__Task__: Show all lines that include the string "into"; copy each one.

--- BEGIN ---

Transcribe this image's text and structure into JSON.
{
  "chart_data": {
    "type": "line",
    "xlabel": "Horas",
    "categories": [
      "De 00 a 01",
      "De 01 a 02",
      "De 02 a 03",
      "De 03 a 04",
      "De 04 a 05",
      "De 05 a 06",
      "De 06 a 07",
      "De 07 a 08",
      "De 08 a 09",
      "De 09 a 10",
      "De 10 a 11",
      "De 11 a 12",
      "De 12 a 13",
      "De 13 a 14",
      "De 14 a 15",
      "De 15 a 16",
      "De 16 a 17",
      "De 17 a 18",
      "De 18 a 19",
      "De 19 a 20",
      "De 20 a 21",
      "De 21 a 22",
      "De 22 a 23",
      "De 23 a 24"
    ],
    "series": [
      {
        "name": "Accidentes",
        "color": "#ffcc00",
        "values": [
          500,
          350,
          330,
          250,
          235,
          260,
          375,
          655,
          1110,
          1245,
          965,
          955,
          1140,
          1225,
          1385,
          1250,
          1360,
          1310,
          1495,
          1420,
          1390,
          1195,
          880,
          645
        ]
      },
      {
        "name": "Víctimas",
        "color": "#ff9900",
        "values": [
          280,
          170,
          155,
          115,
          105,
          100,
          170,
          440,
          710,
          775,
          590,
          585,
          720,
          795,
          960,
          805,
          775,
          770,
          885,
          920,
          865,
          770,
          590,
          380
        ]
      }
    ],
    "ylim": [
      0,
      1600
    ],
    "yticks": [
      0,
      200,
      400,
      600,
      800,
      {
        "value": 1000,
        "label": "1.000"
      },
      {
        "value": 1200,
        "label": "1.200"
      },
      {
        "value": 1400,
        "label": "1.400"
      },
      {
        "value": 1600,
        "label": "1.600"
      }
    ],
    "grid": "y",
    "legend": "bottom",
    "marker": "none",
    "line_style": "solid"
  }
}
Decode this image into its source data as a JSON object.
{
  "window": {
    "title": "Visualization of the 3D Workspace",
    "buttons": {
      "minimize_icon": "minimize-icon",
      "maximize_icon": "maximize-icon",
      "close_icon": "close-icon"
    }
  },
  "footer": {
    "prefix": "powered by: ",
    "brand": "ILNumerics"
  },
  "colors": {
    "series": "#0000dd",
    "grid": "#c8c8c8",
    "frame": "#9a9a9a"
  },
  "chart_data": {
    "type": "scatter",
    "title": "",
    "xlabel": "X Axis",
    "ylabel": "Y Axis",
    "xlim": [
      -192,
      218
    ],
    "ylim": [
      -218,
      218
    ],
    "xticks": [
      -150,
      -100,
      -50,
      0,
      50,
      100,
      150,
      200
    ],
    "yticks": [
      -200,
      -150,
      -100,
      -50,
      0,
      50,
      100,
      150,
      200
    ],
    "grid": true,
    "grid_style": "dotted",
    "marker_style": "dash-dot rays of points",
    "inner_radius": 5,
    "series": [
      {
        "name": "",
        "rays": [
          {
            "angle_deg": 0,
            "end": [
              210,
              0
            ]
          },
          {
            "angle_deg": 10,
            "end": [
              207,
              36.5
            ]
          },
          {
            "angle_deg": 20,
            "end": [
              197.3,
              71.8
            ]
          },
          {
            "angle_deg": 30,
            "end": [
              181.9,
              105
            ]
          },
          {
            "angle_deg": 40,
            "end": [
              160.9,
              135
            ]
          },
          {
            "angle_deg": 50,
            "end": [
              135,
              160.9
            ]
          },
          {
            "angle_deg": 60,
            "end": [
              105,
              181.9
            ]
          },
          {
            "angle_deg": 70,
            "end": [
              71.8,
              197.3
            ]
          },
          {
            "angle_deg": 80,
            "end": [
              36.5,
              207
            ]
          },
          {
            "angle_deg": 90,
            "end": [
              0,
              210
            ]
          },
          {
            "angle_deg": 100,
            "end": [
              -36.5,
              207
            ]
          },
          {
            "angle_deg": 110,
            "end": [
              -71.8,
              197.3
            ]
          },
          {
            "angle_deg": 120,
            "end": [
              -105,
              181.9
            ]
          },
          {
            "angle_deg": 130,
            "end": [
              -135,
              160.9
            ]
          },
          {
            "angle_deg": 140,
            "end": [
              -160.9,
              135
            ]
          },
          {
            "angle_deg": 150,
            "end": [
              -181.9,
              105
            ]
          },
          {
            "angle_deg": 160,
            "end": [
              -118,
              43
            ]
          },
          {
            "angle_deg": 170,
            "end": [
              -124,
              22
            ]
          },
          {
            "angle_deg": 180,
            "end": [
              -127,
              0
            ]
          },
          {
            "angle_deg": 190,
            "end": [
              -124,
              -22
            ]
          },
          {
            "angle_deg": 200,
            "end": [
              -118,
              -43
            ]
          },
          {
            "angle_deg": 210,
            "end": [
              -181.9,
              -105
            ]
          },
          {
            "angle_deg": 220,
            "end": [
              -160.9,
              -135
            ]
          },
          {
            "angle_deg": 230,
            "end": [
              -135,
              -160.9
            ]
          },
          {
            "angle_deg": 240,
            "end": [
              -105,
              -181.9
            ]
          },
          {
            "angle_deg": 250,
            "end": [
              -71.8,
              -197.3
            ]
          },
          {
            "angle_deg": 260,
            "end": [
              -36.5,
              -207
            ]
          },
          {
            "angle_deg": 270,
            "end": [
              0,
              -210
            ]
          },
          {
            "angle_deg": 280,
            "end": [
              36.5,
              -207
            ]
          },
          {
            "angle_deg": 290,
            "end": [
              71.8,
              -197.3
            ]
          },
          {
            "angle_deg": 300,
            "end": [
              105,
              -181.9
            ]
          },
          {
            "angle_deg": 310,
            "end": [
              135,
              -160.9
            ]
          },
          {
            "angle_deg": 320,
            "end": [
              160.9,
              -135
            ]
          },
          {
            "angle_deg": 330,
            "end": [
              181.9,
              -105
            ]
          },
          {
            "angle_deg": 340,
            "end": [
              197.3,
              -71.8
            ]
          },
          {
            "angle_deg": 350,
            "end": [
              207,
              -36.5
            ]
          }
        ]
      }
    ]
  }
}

--- END ---
--- BEGIN ---

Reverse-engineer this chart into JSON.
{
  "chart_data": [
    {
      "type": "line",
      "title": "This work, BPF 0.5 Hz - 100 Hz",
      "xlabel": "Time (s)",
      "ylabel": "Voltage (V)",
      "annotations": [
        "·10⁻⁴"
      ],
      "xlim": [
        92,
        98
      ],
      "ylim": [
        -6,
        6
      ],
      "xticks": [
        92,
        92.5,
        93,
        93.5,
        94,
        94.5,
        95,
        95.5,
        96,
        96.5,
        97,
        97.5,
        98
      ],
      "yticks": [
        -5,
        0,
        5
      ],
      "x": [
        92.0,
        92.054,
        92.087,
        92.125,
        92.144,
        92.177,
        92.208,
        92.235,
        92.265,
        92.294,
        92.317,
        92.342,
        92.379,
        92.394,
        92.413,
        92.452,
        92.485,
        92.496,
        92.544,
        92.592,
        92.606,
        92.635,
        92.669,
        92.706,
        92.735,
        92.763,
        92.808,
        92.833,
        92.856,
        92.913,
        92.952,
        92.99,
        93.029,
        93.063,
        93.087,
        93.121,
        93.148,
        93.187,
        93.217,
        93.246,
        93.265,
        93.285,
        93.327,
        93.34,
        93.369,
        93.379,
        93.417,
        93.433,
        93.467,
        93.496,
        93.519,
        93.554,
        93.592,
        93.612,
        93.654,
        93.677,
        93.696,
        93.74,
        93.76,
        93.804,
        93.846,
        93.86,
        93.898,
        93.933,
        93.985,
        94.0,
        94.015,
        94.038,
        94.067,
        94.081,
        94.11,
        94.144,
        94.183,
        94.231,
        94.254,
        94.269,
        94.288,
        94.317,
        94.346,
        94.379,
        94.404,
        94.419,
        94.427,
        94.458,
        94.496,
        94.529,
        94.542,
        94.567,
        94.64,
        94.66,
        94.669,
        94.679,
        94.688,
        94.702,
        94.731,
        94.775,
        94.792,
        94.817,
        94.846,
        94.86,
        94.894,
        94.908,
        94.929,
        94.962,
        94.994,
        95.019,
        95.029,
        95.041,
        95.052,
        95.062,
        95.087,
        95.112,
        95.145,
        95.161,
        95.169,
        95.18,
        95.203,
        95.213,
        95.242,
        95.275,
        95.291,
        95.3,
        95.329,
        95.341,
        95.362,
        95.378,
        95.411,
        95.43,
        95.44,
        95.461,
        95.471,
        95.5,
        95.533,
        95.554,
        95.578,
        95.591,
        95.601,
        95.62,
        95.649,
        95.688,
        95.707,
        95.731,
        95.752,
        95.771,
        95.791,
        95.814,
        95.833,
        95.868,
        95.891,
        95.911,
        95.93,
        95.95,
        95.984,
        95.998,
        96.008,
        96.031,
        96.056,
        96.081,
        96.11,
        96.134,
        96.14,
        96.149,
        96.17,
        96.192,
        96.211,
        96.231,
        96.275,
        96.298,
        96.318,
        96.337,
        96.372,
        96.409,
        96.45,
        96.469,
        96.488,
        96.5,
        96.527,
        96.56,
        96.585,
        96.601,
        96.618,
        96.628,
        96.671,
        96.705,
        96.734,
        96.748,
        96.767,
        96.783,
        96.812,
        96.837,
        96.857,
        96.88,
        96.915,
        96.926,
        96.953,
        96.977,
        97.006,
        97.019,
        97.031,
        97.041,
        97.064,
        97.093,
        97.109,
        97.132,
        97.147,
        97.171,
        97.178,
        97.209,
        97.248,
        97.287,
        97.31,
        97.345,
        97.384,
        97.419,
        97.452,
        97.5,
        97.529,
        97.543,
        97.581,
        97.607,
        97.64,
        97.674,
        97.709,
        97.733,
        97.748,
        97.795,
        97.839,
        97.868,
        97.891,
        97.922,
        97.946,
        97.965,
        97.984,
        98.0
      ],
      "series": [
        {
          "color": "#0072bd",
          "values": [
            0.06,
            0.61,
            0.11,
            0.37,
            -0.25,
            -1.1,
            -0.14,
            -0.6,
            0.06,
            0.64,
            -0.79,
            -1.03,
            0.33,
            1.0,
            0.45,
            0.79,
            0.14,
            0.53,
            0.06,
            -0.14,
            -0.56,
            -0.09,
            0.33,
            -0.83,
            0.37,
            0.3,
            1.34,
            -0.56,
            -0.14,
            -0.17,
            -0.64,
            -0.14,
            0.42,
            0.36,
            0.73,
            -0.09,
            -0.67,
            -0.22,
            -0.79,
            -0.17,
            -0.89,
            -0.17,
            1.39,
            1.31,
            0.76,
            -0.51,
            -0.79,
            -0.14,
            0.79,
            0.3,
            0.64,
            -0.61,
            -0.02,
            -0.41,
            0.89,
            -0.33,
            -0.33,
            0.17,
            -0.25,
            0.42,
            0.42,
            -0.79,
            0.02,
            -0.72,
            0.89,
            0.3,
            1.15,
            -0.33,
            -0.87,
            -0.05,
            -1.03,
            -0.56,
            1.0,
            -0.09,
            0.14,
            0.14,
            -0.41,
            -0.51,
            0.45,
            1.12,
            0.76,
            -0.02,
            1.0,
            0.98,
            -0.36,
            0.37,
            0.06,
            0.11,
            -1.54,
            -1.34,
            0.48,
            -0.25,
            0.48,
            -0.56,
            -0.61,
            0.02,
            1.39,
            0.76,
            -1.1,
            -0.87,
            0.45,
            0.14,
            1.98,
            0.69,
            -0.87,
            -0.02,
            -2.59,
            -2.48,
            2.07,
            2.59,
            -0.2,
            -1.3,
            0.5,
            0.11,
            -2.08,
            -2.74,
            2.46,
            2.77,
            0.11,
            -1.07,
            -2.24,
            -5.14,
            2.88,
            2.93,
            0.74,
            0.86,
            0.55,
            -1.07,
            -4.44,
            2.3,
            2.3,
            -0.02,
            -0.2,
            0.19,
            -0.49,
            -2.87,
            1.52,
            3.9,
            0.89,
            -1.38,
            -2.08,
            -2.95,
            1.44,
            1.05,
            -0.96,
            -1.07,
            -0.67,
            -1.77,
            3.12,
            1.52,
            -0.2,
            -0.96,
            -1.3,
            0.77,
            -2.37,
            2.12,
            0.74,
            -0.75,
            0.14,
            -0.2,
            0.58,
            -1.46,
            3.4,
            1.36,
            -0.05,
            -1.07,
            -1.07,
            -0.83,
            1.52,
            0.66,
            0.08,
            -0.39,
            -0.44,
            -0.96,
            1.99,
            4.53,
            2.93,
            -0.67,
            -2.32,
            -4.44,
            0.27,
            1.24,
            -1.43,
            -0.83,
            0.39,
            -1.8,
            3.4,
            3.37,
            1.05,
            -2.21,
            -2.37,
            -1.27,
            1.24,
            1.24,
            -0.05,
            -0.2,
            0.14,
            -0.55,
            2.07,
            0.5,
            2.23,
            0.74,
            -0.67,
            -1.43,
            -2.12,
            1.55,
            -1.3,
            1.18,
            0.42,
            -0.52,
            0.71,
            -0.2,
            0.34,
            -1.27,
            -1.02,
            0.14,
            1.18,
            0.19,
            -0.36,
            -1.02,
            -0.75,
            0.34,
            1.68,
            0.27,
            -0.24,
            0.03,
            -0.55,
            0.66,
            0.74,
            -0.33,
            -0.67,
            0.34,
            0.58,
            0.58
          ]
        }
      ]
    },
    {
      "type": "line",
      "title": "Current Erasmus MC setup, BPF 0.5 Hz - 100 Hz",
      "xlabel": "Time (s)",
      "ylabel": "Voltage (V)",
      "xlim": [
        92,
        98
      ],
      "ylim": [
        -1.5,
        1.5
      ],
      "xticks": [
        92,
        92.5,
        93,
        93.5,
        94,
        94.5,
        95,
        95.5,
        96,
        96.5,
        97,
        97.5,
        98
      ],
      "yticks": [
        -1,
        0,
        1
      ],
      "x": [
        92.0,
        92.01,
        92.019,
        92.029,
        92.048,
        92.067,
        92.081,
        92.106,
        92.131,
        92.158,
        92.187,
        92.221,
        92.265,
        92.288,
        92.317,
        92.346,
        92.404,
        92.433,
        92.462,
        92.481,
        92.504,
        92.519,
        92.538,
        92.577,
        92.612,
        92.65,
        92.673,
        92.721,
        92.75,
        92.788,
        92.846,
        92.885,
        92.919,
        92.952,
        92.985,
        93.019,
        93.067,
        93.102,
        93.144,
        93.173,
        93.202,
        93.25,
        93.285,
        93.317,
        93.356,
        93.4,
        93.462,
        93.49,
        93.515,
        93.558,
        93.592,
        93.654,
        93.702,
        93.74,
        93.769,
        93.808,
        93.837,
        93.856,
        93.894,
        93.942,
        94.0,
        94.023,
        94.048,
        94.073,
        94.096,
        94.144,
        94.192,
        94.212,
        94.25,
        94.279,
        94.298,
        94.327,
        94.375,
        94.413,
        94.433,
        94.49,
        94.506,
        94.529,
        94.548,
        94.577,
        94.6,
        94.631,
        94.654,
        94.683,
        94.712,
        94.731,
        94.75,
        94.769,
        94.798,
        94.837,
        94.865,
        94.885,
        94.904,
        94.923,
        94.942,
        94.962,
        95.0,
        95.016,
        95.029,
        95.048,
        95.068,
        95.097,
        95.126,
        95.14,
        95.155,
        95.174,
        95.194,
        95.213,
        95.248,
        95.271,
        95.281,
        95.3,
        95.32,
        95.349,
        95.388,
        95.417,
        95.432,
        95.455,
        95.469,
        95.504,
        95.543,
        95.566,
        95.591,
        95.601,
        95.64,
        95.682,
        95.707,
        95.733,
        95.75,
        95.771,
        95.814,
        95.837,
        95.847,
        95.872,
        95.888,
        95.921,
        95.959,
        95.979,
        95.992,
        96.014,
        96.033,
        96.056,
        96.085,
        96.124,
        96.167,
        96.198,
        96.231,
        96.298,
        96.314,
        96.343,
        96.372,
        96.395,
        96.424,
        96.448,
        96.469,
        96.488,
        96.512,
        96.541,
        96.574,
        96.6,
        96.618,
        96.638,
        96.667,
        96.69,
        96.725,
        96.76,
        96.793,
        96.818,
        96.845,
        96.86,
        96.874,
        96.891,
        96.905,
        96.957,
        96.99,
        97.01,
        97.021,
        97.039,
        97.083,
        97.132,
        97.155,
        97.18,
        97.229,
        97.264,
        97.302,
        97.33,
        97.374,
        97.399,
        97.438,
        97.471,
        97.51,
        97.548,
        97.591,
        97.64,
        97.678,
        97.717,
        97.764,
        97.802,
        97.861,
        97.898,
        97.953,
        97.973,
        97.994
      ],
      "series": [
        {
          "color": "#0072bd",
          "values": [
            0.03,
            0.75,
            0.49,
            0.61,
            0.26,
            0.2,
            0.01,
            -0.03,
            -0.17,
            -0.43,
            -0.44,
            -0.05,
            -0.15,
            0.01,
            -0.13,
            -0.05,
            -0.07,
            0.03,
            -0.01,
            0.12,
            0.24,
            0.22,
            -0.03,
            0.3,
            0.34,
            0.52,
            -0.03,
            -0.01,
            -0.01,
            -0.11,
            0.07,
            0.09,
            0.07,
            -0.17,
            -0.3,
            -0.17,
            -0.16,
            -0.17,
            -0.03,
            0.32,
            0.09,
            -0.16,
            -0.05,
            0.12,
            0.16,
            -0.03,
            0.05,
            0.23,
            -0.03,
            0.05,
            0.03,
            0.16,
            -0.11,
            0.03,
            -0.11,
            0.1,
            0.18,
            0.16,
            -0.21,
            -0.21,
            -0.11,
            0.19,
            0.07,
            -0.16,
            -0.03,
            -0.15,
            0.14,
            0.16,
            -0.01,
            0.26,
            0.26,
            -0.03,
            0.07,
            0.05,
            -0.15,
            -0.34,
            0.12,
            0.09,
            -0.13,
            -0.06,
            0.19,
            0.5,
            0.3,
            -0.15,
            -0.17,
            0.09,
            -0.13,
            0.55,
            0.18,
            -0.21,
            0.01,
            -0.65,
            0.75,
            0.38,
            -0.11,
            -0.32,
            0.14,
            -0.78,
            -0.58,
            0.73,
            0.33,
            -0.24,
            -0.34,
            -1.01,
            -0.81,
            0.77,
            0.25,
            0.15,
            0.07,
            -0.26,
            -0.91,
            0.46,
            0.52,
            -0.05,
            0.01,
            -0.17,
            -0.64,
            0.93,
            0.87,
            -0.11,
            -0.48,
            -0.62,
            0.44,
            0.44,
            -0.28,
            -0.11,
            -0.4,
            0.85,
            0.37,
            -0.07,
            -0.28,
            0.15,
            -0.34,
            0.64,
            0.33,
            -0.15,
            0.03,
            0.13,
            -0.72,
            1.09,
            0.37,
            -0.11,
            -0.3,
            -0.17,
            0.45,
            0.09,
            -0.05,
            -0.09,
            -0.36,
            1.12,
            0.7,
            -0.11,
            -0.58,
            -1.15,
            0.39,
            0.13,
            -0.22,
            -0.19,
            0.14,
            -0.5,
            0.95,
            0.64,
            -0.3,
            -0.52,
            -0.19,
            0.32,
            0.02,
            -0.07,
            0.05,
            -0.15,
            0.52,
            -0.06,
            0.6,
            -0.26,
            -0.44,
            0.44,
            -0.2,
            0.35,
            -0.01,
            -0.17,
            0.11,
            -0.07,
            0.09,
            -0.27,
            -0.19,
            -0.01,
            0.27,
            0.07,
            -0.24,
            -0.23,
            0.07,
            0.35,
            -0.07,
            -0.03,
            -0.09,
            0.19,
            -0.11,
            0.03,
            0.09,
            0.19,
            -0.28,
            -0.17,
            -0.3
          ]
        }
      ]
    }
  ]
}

--- END ---
--- BEGIN ---

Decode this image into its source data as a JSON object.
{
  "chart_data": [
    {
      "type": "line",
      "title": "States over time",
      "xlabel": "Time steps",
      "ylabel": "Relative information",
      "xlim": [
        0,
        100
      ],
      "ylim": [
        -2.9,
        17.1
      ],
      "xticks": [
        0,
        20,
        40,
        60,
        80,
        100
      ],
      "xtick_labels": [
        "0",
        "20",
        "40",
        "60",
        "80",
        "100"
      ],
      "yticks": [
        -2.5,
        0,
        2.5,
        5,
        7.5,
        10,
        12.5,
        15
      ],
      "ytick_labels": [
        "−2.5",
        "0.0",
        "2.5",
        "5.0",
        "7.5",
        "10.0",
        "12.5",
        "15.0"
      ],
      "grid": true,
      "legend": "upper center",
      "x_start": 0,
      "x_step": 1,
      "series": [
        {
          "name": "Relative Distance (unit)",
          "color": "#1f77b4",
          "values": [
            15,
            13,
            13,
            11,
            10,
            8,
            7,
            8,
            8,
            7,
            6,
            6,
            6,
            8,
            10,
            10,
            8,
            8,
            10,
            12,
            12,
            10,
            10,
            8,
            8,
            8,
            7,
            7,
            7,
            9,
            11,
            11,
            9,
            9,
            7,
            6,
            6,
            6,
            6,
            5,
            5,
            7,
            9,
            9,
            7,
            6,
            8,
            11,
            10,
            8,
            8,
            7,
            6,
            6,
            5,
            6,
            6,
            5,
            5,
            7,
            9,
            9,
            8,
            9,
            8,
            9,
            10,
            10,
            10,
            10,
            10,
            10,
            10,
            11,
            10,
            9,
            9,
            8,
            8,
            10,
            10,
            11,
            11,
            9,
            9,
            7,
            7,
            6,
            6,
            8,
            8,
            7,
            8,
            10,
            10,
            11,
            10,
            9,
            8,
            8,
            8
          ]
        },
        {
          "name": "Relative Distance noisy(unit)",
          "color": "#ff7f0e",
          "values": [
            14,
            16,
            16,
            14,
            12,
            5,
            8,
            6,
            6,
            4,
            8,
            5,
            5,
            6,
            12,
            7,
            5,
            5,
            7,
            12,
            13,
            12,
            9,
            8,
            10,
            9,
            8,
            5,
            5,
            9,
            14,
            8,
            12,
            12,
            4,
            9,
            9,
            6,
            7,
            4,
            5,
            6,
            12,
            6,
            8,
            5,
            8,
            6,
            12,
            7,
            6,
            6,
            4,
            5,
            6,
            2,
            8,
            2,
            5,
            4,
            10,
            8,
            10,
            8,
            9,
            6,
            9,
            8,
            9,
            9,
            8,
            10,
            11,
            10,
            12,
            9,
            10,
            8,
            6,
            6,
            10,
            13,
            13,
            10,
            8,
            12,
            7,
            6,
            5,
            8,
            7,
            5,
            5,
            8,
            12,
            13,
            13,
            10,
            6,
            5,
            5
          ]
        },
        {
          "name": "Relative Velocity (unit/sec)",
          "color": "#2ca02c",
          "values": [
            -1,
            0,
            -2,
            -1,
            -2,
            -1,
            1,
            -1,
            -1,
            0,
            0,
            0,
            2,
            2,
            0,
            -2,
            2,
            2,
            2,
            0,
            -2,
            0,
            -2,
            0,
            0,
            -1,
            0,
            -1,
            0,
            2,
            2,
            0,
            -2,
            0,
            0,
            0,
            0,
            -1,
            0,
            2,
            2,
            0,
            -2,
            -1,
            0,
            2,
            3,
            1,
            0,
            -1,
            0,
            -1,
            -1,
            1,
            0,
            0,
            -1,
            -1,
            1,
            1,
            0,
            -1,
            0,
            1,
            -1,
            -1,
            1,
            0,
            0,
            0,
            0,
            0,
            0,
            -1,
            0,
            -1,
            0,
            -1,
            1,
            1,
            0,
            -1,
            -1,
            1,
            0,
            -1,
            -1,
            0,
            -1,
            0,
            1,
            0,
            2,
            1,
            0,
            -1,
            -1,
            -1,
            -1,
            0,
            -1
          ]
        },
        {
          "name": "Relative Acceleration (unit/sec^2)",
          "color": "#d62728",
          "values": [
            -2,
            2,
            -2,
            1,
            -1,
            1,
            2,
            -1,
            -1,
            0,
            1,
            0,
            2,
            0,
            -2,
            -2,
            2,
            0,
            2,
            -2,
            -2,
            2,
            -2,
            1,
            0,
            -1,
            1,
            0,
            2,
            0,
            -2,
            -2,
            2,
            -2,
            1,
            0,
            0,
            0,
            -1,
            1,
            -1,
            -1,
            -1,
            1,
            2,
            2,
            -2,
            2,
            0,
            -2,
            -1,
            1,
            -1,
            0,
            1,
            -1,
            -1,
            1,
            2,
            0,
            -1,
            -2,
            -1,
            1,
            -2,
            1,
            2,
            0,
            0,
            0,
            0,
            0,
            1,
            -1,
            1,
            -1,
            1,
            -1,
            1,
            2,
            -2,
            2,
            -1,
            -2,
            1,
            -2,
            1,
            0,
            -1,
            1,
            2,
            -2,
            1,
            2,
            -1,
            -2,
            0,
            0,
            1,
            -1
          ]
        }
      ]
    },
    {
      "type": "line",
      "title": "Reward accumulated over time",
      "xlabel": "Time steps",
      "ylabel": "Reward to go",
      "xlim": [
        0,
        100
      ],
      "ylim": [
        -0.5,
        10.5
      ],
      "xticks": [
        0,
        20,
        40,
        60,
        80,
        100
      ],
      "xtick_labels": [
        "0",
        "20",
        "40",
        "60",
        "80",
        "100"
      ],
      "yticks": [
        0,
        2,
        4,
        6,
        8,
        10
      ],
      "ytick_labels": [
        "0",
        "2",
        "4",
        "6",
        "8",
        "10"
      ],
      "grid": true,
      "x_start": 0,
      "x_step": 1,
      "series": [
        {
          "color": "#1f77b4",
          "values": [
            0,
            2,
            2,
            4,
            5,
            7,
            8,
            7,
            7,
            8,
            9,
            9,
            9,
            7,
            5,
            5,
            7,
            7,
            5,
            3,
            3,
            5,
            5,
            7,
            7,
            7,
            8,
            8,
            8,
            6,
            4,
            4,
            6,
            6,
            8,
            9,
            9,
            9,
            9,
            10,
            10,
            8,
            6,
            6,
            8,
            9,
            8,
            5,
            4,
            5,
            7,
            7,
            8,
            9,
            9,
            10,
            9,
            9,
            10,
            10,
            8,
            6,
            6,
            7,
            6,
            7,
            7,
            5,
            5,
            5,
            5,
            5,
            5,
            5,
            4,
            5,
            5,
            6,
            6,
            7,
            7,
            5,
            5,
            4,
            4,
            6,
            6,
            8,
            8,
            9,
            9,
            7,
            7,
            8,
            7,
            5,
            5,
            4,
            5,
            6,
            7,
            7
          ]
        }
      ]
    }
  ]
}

--- END ---

__Response below__:
Transcribe this image's text and structure into JSON.
Decode this image into its source data as a JSON object.
Reverse-engineer this chart into JSON.
Decode this image into its source data as a JSON object.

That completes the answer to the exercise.